**Given entries:**
start

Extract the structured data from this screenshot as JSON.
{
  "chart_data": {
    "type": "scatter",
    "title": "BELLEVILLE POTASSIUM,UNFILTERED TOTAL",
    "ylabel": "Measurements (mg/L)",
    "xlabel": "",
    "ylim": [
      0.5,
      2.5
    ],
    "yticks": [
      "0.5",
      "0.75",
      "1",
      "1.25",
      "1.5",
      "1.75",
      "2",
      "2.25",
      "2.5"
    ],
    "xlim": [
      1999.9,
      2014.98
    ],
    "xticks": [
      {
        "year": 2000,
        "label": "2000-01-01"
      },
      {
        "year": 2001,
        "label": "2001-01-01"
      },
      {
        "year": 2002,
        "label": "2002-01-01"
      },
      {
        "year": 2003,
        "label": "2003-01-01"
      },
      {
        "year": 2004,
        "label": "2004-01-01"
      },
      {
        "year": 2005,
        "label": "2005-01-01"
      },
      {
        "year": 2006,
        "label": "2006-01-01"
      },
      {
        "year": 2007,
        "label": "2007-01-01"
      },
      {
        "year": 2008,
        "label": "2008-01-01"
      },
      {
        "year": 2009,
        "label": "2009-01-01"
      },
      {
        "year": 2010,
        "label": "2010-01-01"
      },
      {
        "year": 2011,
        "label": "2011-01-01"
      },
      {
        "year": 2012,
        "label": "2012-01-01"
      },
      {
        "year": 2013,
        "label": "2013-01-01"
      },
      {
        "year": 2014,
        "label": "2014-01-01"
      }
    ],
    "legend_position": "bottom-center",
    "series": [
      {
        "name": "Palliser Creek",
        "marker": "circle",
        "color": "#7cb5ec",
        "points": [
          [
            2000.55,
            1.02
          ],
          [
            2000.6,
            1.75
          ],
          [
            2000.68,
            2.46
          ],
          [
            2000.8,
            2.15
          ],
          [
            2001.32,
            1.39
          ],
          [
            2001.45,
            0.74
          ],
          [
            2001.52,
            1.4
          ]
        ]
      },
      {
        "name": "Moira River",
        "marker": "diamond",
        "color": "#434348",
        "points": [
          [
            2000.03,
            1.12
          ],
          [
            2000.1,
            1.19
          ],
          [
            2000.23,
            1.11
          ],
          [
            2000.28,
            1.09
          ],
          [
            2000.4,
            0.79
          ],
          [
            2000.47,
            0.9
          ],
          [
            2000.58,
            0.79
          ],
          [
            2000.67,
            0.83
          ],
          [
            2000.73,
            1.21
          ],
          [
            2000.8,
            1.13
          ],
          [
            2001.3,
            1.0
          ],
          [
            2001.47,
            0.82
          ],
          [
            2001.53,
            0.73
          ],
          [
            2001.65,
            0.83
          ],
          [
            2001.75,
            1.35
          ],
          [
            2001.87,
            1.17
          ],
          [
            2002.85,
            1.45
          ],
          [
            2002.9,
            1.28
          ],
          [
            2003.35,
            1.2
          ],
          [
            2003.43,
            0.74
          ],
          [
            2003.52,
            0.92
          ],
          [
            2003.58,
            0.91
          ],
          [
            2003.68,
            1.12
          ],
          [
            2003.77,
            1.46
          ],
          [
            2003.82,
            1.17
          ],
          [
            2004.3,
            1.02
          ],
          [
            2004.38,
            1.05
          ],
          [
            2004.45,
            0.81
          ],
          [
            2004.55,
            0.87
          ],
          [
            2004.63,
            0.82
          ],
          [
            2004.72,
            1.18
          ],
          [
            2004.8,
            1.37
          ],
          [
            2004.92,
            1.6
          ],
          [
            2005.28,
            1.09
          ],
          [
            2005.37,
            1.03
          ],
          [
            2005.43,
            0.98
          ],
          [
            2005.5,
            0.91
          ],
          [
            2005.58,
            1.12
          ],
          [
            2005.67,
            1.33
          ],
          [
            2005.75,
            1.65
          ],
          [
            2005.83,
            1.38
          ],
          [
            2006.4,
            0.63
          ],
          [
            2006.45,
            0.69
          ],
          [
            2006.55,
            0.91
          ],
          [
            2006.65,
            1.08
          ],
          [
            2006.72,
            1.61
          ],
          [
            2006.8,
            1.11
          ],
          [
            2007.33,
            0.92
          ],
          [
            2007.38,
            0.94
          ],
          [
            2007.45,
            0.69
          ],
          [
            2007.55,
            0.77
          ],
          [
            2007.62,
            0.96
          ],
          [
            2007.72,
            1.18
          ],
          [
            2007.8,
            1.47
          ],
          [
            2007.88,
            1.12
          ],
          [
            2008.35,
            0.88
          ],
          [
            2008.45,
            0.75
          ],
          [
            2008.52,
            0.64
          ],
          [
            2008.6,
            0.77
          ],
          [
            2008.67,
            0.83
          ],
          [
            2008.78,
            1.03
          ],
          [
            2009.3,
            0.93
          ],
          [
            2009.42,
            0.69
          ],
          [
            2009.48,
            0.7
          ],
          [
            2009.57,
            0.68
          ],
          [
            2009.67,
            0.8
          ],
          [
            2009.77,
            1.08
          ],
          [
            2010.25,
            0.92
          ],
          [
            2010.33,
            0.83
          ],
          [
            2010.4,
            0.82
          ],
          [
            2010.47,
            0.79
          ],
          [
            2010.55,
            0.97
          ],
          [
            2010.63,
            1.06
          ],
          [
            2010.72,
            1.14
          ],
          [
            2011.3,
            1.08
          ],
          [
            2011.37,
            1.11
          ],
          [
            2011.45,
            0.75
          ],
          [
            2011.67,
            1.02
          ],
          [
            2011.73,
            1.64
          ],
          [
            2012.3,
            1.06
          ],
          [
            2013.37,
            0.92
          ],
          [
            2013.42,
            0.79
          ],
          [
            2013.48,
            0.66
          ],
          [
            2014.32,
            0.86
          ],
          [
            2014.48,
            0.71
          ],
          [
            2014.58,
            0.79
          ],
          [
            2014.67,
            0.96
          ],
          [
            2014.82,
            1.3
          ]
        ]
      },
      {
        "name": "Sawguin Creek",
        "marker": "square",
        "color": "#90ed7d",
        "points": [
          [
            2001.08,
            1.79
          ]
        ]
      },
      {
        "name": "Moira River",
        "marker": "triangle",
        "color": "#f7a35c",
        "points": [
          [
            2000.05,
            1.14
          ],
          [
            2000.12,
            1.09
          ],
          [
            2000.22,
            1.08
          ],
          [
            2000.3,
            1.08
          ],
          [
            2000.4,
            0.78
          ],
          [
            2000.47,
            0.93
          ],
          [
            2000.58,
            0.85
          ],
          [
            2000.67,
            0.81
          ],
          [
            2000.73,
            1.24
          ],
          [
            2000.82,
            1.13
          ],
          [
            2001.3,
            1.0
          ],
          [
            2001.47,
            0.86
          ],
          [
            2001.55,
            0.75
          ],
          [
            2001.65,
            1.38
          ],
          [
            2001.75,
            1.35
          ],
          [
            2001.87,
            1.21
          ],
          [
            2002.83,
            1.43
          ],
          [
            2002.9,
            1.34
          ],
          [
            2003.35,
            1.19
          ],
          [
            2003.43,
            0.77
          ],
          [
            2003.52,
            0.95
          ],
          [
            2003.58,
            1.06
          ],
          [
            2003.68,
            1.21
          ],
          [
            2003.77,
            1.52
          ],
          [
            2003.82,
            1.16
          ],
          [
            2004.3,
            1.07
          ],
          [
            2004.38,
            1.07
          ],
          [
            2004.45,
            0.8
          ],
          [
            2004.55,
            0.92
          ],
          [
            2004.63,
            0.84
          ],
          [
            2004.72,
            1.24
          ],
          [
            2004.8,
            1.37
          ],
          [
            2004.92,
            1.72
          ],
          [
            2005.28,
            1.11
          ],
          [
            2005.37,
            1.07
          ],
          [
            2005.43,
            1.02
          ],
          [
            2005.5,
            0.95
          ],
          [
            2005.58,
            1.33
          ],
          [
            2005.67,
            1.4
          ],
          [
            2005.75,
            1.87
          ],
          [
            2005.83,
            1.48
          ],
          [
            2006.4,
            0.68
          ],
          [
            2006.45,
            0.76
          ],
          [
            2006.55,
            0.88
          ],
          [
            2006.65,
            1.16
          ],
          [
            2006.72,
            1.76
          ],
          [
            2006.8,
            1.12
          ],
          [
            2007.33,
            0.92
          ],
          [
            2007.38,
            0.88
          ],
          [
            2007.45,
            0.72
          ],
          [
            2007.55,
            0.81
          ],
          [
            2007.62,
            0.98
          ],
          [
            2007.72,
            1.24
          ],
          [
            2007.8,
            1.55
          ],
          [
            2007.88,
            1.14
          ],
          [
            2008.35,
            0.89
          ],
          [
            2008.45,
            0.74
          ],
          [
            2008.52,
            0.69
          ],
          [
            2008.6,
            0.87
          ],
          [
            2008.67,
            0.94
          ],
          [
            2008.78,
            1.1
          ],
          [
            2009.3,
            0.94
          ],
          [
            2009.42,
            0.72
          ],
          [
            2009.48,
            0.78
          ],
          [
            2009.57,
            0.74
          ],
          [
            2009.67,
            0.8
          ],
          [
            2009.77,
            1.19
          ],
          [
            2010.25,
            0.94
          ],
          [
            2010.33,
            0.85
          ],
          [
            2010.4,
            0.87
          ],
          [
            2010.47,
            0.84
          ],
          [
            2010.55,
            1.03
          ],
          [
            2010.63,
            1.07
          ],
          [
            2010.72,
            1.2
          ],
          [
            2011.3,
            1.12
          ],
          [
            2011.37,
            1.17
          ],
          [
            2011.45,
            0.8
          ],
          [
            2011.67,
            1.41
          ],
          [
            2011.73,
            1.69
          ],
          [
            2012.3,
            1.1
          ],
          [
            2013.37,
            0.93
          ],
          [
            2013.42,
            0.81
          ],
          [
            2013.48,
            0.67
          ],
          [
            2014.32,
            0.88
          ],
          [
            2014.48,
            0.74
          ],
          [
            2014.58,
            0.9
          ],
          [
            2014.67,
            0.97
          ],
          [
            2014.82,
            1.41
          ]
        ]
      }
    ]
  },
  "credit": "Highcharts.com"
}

end

**Instructions to follow:** In the entries above, find each line with the word "Creek" and copy it.

**Response to the task:**
        "name": "Palliser Creek",
        "name": "Sawguin Creek",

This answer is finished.